Exercise instructions -> Produce an exact transcription of the listing below, omitting the pictures.

start Supplied material

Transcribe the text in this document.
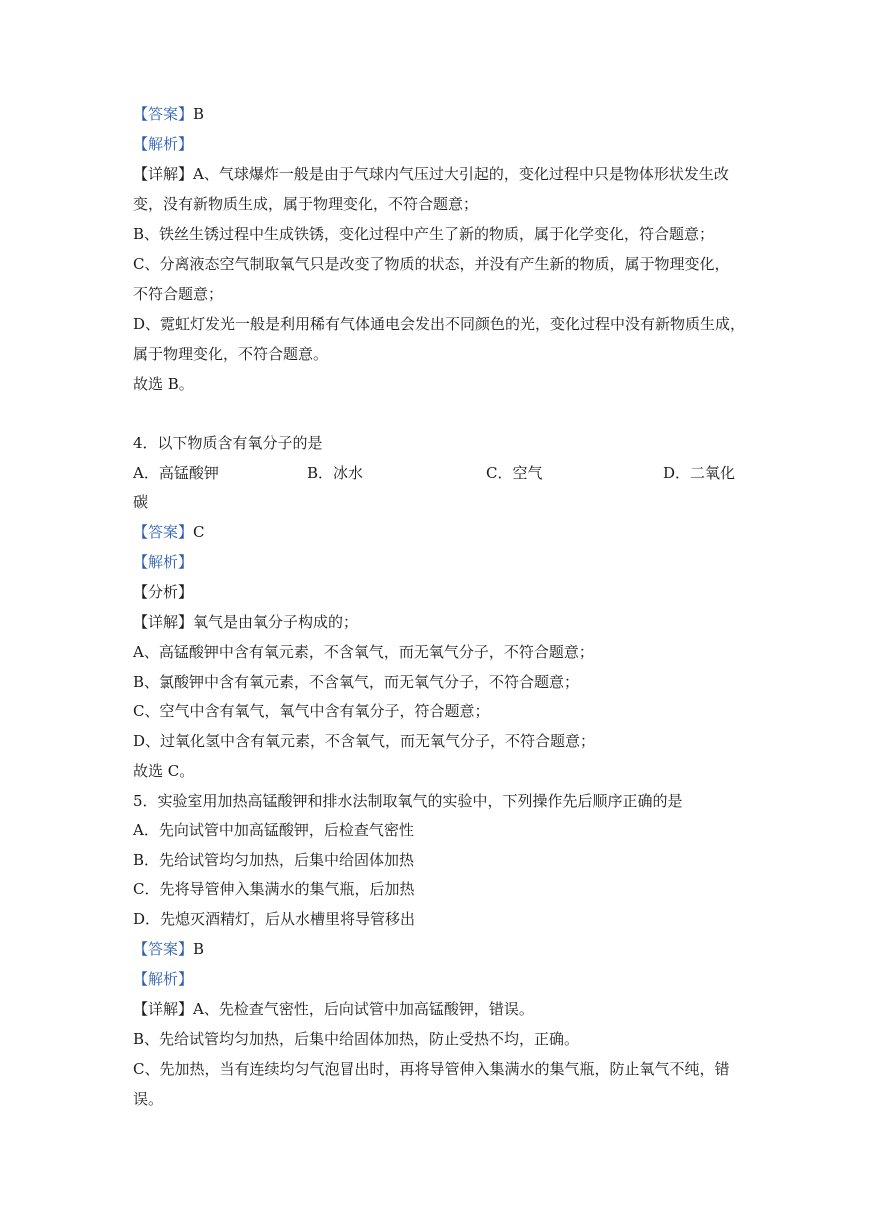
【答案】B
【解析】
【详解】A、气球爆炸一般是由于气球内气压过大引起的，变化过程中只是物体形状发生改
变，没有新物质生成，属于物理变化，不符合题意；
B、铁丝生锈过程中生成铁锈，变化过程中产生了新的物质，属于化学变化，符合题意；
C、分离液态空气制取氧气只是改变了物质的状态，并没有产生新的物质，属于物理变化，
不符合题意；
D、霓虹灯发光一般是利用稀有气体通电会发出不同颜色的光，变化过程中没有新物质生成，
属于物理变化，不符合题意。
故选 B。
4．以下物质含有氧分子的是
A．高锰酸钾	B．冰水	C．空气	D．二氧化
碳
【答案】C
【解析】
【分析】
【详解】氧气是由氧分子构成的；
A、高锰酸钾中含有氧元素，不含氧气，而无氧气分子，不符合题意；
B、氯酸钾中含有氧元素，不含氧气，而无氧气分子，不符合题意；
C、空气中含有氧气，氧气中含有氧分子，符合题意；
D、过氧化氢中含有氧元素，不含氧气，而无氧气分子，不符合题意；
故选 C。
5．实验室用加热高锰酸钾和排水法制取氧气的实验中，下列操作先后顺序正确的是
A．先向试管中加高锰酸钾，后检查气密性
B．先给试管均匀加热，后集中给固体加热
C．先将导管伸入集满水的集气瓶，后加热
D．先熄灭酒精灯，后从水槽里将导管移出
【答案】B
【解析】
【详解】A、先检查气密性，后向试管中加高锰酸钾，错误。
B、先给试管均匀加热，后集中给固体加热，防止受热不均，正确。
C、先加热，当有连续均匀气泡冒出时，再将导管伸入集满水的集气瓶，防止氧气不纯，错
误。
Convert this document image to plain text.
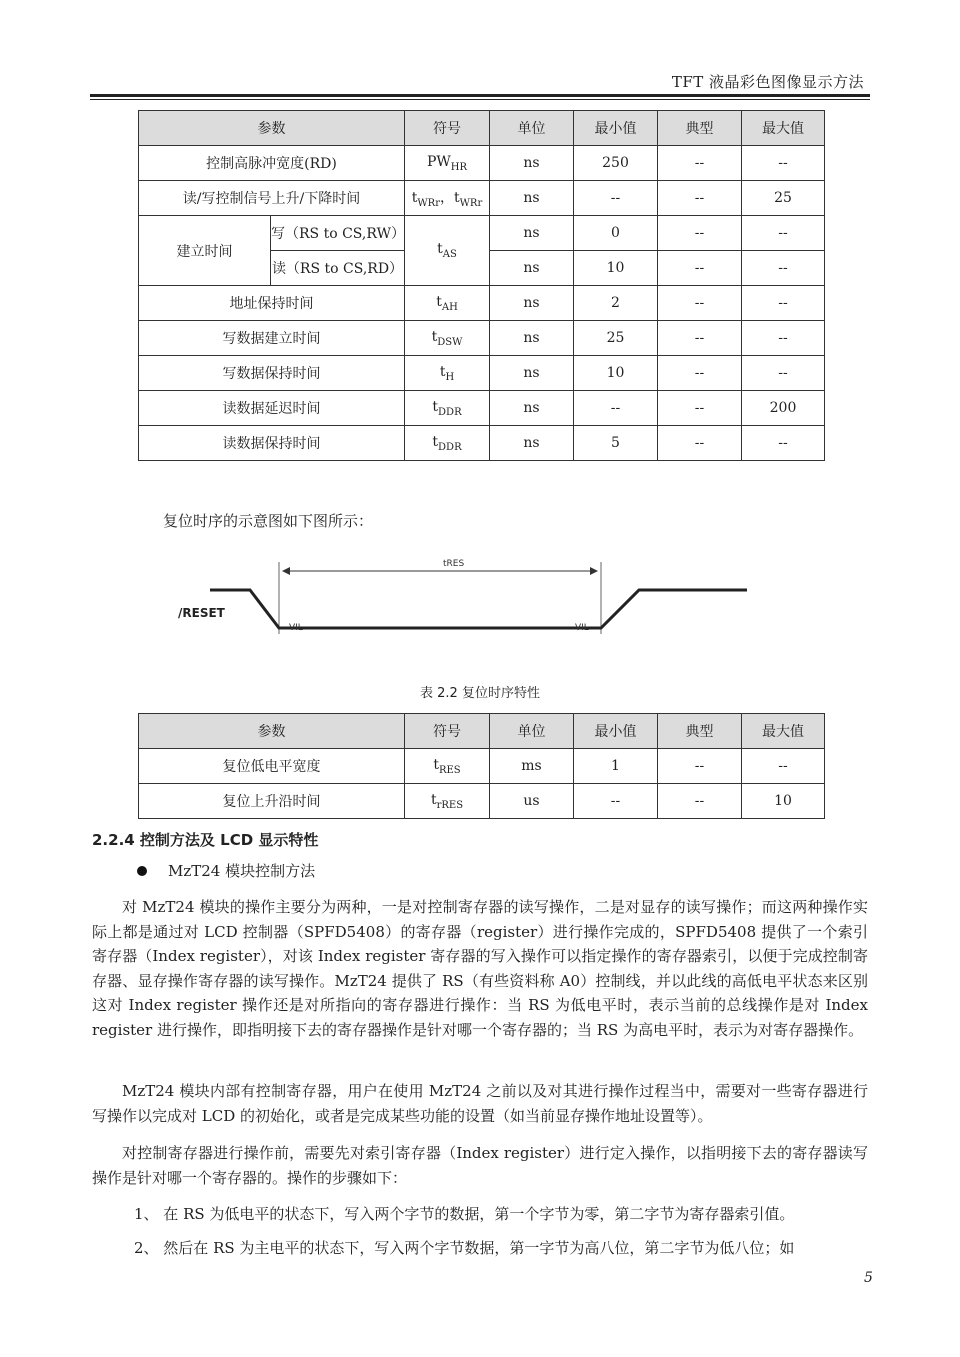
TFT 液晶彩色图像显示方法
参数		符号	单位	最小值	典型	最大值
控制高脉冲宽度(RD)		$PW_{HR}$	ns	250	--	--
读/写控制信号上升/下降时间		$t_{WRr}$，$t_{WRr}$	ns	--	--	25
建立时间	写（RS to CS,RW）	$t_{AS}$	ns	0	--	--
	读（RS to CS,RD）		ns	10	--	--
地址保持时间		$t_{AH}$	ns	2	--	--
写数据建立时间		$t_{DSW}$	ns	25	--	--
写数据保持时间		$t_H$	ns	10	--	--
读数据延迟时间		$t_{DDR}$	ns	--	--	200
读数据保持时间		$t_{DDR}$	ns	5	--	--

复位时序的示意图如下图所示：

tRES
/RESET
VIL	VIL
表 2.2 复位时序特性
参数	符号	单位	最小值	典型	最大值
复位低电平宽度	$t_{RES}$	ms	1	--	--
复位上升沿时间	$t_{rRES}$	us	--	--	10
2.2.4 控制方法及 LCD 显示特性
MzT24 模块控制方法

对 MzT24 模块的操作主要分为两种，一是对控制寄存器的读写操作，二是对显存的读写操作；而这两种操作实际上都是通过对 LCD 控制器（SPFD5408）的寄存器（register）进行操作完成的，SPFD5408 提供了一个索引寄存器（Index register），对该 Index register 寄存器的写入操作可以指定操作的寄存器索引，以便于完成控制寄存器、显存操作寄存器的读写操作。MzT24 提供了 RS（有些资料称 A0）控制线，并以此线的高低电平状态来区别这对 Index register 操作还是对所指向的寄存器进行操作：当 RS 为低电平时，表示当前的总线操作是对 Index register 进行操作，即指明接下去的寄存器操作是针对哪一个寄存器的；当 RS 为高电平时，表示为对寄存器操作。

MzT24 模块内部有控制寄存器，用户在使用 MzT24 之前以及对其进行操作过程当中，需要对一些寄存器进行写操作以完成对 LCD 的初始化，或者是完成某些功能的设置（如当前显存操作地址设置等）。

对控制寄存器进行操作前，需要先对索引寄存器（Index register）进行定入操作，以指明接下去的寄存器读写操作是针对哪一个寄存器的。操作的步骤如下：

1、 在 RS 为低电平的状态下，写入两个字节的数据，第一个字节为零，第二字节为寄存器索引值。

2、 然后在 RS 为主电平的状态下，写入两个字节数据，第一字节为高八位，第二字节为低八位；如

5
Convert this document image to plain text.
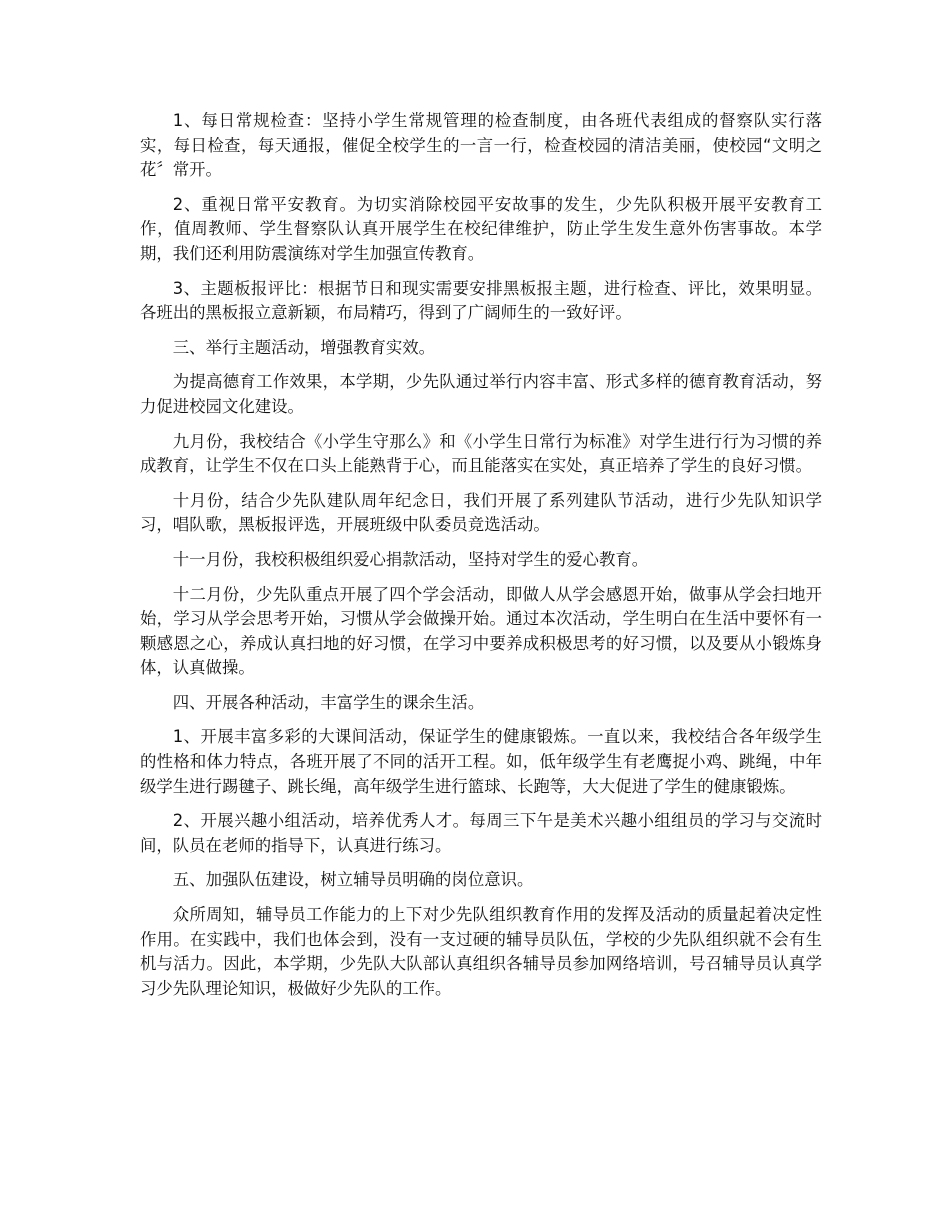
1、每日常规检查：坚持小学生常规管理的检查制度，由各班代表组成的督察队实行落实，每日检查，每天通报，催促全校学生的一言一行，检查校园的清洁美丽，使校园“文明之花〞常开。

2、重视日常平安教育。为切实消除校园平安故事的发生，少先队积极开展平安教育工作，值周教师、学生督察队认真开展学生在校纪律维护，防止学生发生意外伤害事故。本学期，我们还利用防震演练对学生加强宣传教育。

3、主题板报评比：根据节日和现实需要安排黑板报主题，进行检查、评比，效果明显。各班出的黑板报立意新颖，布局精巧，得到了广阔师生的一致好评。

三、举行主题活动，增强教育实效。

为提高德育工作效果，本学期，少先队通过举行内容丰富、形式多样的德育教育活动，努力促进校园文化建设。

九月份，我校结合《小学生守那么》和《小学生日常行为标准》对学生进行行为习惯的养成教育，让学生不仅在口头上能熟背于心，而且能落实在实处，真正培养了学生的良好习惯。

十月份，结合少先队建队周年纪念日，我们开展了系列建队节活动，进行少先队知识学习，唱队歌，黑板报评选，开展班级中队委员竞选活动。

十一月份，我校积极组织爱心捐款活动，坚持对学生的爱心教育。

十二月份，少先队重点开展了四个学会活动，即做人从学会感恩开始，做事从学会扫地开始，学习从学会思考开始，习惯从学会做操开始。通过本次活动，学生明白在生活中要怀有一颗感恩之心，养成认真扫地的好习惯，在学习中要养成积极思考的好习惯，以及要从小锻炼身体，认真做操。

四、开展各种活动，丰富学生的课余生活。

1、开展丰富多彩的大课间活动，保证学生的健康锻炼。一直以来，我校结合各年级学生的性格和体力特点，各班开展了不同的活开工程。如，低年级学生有老鹰捉小鸡、跳绳，中年级学生进行踢毽子、跳长绳，高年级学生进行篮球、长跑等，大大促进了学生的健康锻炼。

2、开展兴趣小组活动，培养优秀人才。每周三下午是美术兴趣小组组员的学习与交流时间，队员在老师的指导下，认真进行练习。

五、加强队伍建设，树立辅导员明确的岗位意识。

众所周知，辅导员工作能力的上下对少先队组织教育作用的发挥及活动的质量起着决定性作用。在实践中，我们也体会到，没有一支过硬的辅导员队伍，学校的少先队组织就不会有生机与活力。因此，本学期，少先队大队部认真组织各辅导员参加网络培训，号召辅导员认真学习少先队理论知识，极做好少先队的工作。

end Supplied material

Written response ->
Transcribe the text in this document.
【答案】B
【解析】
【详解】A、气球爆炸一般是由于气球内气压过大引起的，变化过程中只是物体形状发生改
变，没有新物质生成，属于物理变化，不符合题意；
B、铁丝生锈过程中生成铁锈，变化过程中产生了新的物质，属于化学变化，符合题意；
C、分离液态空气制取氧气只是改变了物质的状态，并没有产生新的物质，属于物理变化，
不符合题意；
D、霓虹灯发光一般是利用稀有气体通电会发出不同颜色的光，变化过程中没有新物质生成，
属于物理变化，不符合题意。
故选 B。
4．以下物质含有氧分子的是
A．高锰酸钾	B．冰水	C．空气	D．二氧化
碳
【答案】C
【解析】
【分析】
【详解】氧气是由氧分子构成的；
A、高锰酸钾中含有氧元素，不含氧气，而无氧气分子，不符合题意；
B、氯酸钾中含有氧元素，不含氧气，而无氧气分子，不符合题意；
C、空气中含有氧气，氧气中含有氧分子，符合题意；
D、过氧化氢中含有氧元素，不含氧气，而无氧气分子，不符合题意；
故选 C。
5．实验室用加热高锰酸钾和排水法制取氧气的实验中，下列操作先后顺序正确的是
A．先向试管中加高锰酸钾，后检查气密性
B．先给试管均匀加热，后集中给固体加热
C．先将导管伸入集满水的集气瓶，后加热
D．先熄灭酒精灯，后从水槽里将导管移出
【答案】B
【解析】
【详解】A、先检查气密性，后向试管中加高锰酸钾，错误。
B、先给试管均匀加热，后集中给固体加热，防止受热不均，正确。
C、先加热，当有连续均匀气泡冒出时，再将导管伸入集满水的集气瓶，防止氧气不纯，错
误。
Convert this document image to plain text.
TFT 液晶彩色图像显示方法
参数		符号	单位	最小值	典型	最大值
控制高脉冲宽度(RD)		$PW_{HR}$	ns	250	--	--
读/写控制信号上升/下降时间		$t_{WRr}$，$t_{WRr}$	ns	--	--	25
建立时间	写（RS to CS,RW）	$t_{AS}$	ns	0	--	--
	读（RS to CS,RD）		ns	10	--	--
地址保持时间		$t_{AH}$	ns	2	--	--
写数据建立时间		$t_{DSW}$	ns	25	--	--
写数据保持时间		$t_H$	ns	10	--	--
读数据延迟时间		$t_{DDR}$	ns	--	--	200
读数据保持时间		$t_{DDR}$	ns	5	--	--

复位时序的示意图如下图所示：

tRES
/RESET
VIL	VIL
表 2.2 复位时序特性
参数	符号	单位	最小值	典型	最大值
复位低电平宽度	$t_{RES}$	ms	1	--	--
复位上升沿时间	$t_{rRES}$	us	--	--	10
2.2.4 控制方法及 LCD 显示特性
MzT24 模块控制方法

对 MzT24 模块的操作主要分为两种，一是对控制寄存器的读写操作，二是对显存的读写操作；而这两种操作实际上都是通过对 LCD 控制器（SPFD5408）的寄存器（register）进行操作完成的，SPFD5408 提供了一个索引寄存器（Index register），对该 Index register 寄存器的写入操作可以指定操作的寄存器索引，以便于完成控制寄存器、显存操作寄存器的读写操作。MzT24 提供了 RS（有些资料称 A0）控制线，并以此线的高低电平状态来区别这对 Index register 操作还是对所指向的寄存器进行操作：当 RS 为低电平时，表示当前的总线操作是对 Index register 进行操作，即指明接下去的寄存器操作是针对哪一个寄存器的；当 RS 为高电平时，表示为对寄存器操作。

MzT24 模块内部有控制寄存器，用户在使用 MzT24 之前以及对其进行操作过程当中，需要对一些寄存器进行写操作以完成对 LCD 的初始化，或者是完成某些功能的设置（如当前显存操作地址设置等）。

对控制寄存器进行操作前，需要先对索引寄存器（Index register）进行定入操作，以指明接下去的寄存器读写操作是针对哪一个寄存器的。操作的步骤如下：

1、 在 RS 为低电平的状态下，写入两个字节的数据，第一个字节为零，第二字节为寄存器索引值。

2、 然后在 RS 为主电平的状态下，写入两个字节数据，第一字节为高八位，第二字节为低八位；如

5
Convert this document image to plain text.
1、每日常规检查：坚持小学生常规管理的检查制度，由各班代表组成的督察队实行落实，每日检查，每天通报，催促全校学生的一言一行，检查校园的清洁美丽，使校园“文明之花〞常开。

2、重视日常平安教育。为切实消除校园平安故事的发生，少先队积极开展平安教育工作，值周教师、学生督察队认真开展学生在校纪律维护，防止学生发生意外伤害事故。本学期，我们还利用防震演练对学生加强宣传教育。

3、主题板报评比：根据节日和现实需要安排黑板报主题，进行检查、评比，效果明显。各班出的黑板报立意新颖，布局精巧，得到了广阔师生的一致好评。

三、举行主题活动，增强教育实效。

为提高德育工作效果，本学期，少先队通过举行内容丰富、形式多样的德育教育活动，努力促进校园文化建设。

九月份，我校结合《小学生守那么》和《小学生日常行为标准》对学生进行行为习惯的养成教育，让学生不仅在口头上能熟背于心，而且能落实在实处，真正培养了学生的良好习惯。

十月份，结合少先队建队周年纪念日，我们开展了系列建队节活动，进行少先队知识学习，唱队歌，黑板报评选，开展班级中队委员竞选活动。

十一月份，我校积极组织爱心捐款活动，坚持对学生的爱心教育。

十二月份，少先队重点开展了四个学会活动，即做人从学会感恩开始，做事从学会扫地开始，学习从学会思考开始，习惯从学会做操开始。通过本次活动，学生明白在生活中要怀有一颗感恩之心，养成认真扫地的好习惯，在学习中要养成积极思考的好习惯，以及要从小锻炼身体，认真做操。

四、开展各种活动，丰富学生的课余生活。

1、开展丰富多彩的大课间活动，保证学生的健康锻炼。一直以来，我校结合各年级学生的性格和体力特点，各班开展了不同的活开工程。如，低年级学生有老鹰捉小鸡、跳绳，中年级学生进行踢毽子、跳长绳，高年级学生进行篮球、长跑等，大大促进了学生的健康锻炼。

2、开展兴趣小组活动，培养优秀人才。每周三下午是美术兴趣小组组员的学习与交流时间，队员在老师的指导下，认真进行练习。

五、加强队伍建设，树立辅导员明确的岗位意识。

众所周知，辅导员工作能力的上下对少先队组织教育作用的发挥及活动的质量起着决定性作用。在实践中，我们也体会到，没有一支过硬的辅导员队伍，学校的少先队组织就不会有生机与活力。因此，本学期，少先队大队部认真组织各辅导员参加网络培训，号召辅导员认真学习少先队理论知识，极做好少先队的工作。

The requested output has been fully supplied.